** START OF Records for the exercise **

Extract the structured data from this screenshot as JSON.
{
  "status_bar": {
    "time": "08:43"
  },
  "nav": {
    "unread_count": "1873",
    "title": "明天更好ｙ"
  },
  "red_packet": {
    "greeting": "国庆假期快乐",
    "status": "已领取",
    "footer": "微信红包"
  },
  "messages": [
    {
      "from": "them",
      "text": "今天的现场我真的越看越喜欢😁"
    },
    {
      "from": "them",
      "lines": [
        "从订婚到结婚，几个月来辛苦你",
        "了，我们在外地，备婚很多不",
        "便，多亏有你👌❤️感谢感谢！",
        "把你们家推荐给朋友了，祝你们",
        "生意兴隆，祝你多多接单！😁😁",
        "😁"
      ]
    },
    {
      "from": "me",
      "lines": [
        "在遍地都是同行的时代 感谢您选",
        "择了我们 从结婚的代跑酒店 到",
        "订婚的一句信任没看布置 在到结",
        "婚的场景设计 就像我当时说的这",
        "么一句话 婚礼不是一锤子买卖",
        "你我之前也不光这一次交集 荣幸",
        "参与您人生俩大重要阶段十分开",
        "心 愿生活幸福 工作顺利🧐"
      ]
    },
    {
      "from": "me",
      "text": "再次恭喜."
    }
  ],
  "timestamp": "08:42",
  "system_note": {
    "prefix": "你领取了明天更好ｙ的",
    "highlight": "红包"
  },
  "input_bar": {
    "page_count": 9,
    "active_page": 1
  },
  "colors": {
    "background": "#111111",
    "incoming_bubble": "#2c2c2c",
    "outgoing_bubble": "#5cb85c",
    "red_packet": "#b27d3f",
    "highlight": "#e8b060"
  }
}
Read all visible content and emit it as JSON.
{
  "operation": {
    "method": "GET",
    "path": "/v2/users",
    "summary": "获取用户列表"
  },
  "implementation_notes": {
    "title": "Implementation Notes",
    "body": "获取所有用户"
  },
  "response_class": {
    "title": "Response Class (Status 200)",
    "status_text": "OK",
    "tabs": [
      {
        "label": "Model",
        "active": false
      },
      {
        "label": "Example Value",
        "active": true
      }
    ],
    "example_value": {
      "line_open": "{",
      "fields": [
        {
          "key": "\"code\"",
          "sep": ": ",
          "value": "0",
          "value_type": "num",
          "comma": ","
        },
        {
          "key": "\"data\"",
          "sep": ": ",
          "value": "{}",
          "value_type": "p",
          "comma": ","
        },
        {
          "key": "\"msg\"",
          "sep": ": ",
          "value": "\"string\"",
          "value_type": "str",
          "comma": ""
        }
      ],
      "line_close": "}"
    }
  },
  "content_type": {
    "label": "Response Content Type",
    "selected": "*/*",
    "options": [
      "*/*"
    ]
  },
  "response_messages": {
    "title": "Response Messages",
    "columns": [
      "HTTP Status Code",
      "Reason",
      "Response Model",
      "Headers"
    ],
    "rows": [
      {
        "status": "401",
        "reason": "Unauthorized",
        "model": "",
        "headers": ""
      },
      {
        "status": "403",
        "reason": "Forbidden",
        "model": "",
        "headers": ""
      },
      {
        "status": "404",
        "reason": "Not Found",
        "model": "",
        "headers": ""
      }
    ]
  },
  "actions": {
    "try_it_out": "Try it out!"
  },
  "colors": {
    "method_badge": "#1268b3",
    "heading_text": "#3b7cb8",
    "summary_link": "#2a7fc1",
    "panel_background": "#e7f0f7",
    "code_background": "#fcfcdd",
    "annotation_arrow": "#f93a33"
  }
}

** END OF Records for the exercise **

Your task is to transcribe the material exactly.

Extract the structured data from this screenshot as JSON.
{
  "status_bar": {
    "time": "08:43"
  },
  "nav": {
    "unread_count": "1873",
    "title": "明天更好ｙ"
  },
  "red_packet": {
    "greeting": "国庆假期快乐",
    "status": "已领取",
    "footer": "微信红包"
  },
  "messages": [
    {
      "from": "them",
      "text": "今天的现场我真的越看越喜欢😁"
    },
    {
      "from": "them",
      "lines": [
        "从订婚到结婚，几个月来辛苦你",
        "了，我们在外地，备婚很多不",
        "便，多亏有你👌❤️感谢感谢！",
        "把你们家推荐给朋友了，祝你们",
        "生意兴隆，祝你多多接单！😁😁",
        "😁"
      ]
    },
    {
      "from": "me",
      "lines": [
        "在遍地都是同行的时代 感谢您选",
        "择了我们 从结婚的代跑酒店 到",
        "订婚的一句信任没看布置 在到结",
        "婚的场景设计 就像我当时说的这",
        "么一句话 婚礼不是一锤子买卖",
        "你我之前也不光这一次交集 荣幸",
        "参与您人生俩大重要阶段十分开",
        "心 愿生活幸福 工作顺利🧐"
      ]
    },
    {
      "from": "me",
      "text": "再次恭喜."
    }
  ],
  "timestamp": "08:42",
  "system_note": {
    "prefix": "你领取了明天更好ｙ的",
    "highlight": "红包"
  },
  "input_bar": {
    "page_count": 9,
    "active_page": 1
  },
  "colors": {
    "background": "#111111",
    "incoming_bubble": "#2c2c2c",
    "outgoing_bubble": "#5cb85c",
    "red_packet": "#b27d3f",
    "highlight": "#e8b060"
  }
}
Read all visible content and emit it as JSON.
{
  "operation": {
    "method": "GET",
    "path": "/v2/users",
    "summary": "获取用户列表"
  },
  "implementation_notes": {
    "title": "Implementation Notes",
    "body": "获取所有用户"
  },
  "response_class": {
    "title": "Response Class (Status 200)",
    "status_text": "OK",
    "tabs": [
      {
        "label": "Model",
        "active": false
      },
      {
        "label": "Example Value",
        "active": true
      }
    ],
    "example_value": {
      "line_open": "{",
      "fields": [
        {
          "key": "\"code\"",
          "sep": ": ",
          "value": "0",
          "value_type": "num",
          "comma": ","
        },
        {
          "key": "\"data\"",
          "sep": ": ",
          "value": "{}",
          "value_type": "p",
          "comma": ","
        },
        {
          "key": "\"msg\"",
          "sep": ": ",
          "value": "\"string\"",
          "value_type": "str",
          "comma": ""
        }
      ],
      "line_close": "}"
    }
  },
  "content_type": {
    "label": "Response Content Type",
    "selected": "*/*",
    "options": [
      "*/*"
    ]
  },
  "response_messages": {
    "title": "Response Messages",
    "columns": [
      "HTTP Status Code",
      "Reason",
      "Response Model",
      "Headers"
    ],
    "rows": [
      {
        "status": "401",
        "reason": "Unauthorized",
        "model": "",
        "headers": ""
      },
      {
        "status": "403",
        "reason": "Forbidden",
        "model": "",
        "headers": ""
      },
      {
        "status": "404",
        "reason": "Not Found",
        "model": "",
        "headers": ""
      }
    ]
  },
  "actions": {
    "try_it_out": "Try it out!"
  },
  "colors": {
    "method_badge": "#1268b3",
    "heading_text": "#3b7cb8",
    "summary_link": "#2a7fc1",
    "panel_background": "#e7f0f7",
    "code_background": "#fcfcdd",
    "annotation_arrow": "#f93a33"
  }
}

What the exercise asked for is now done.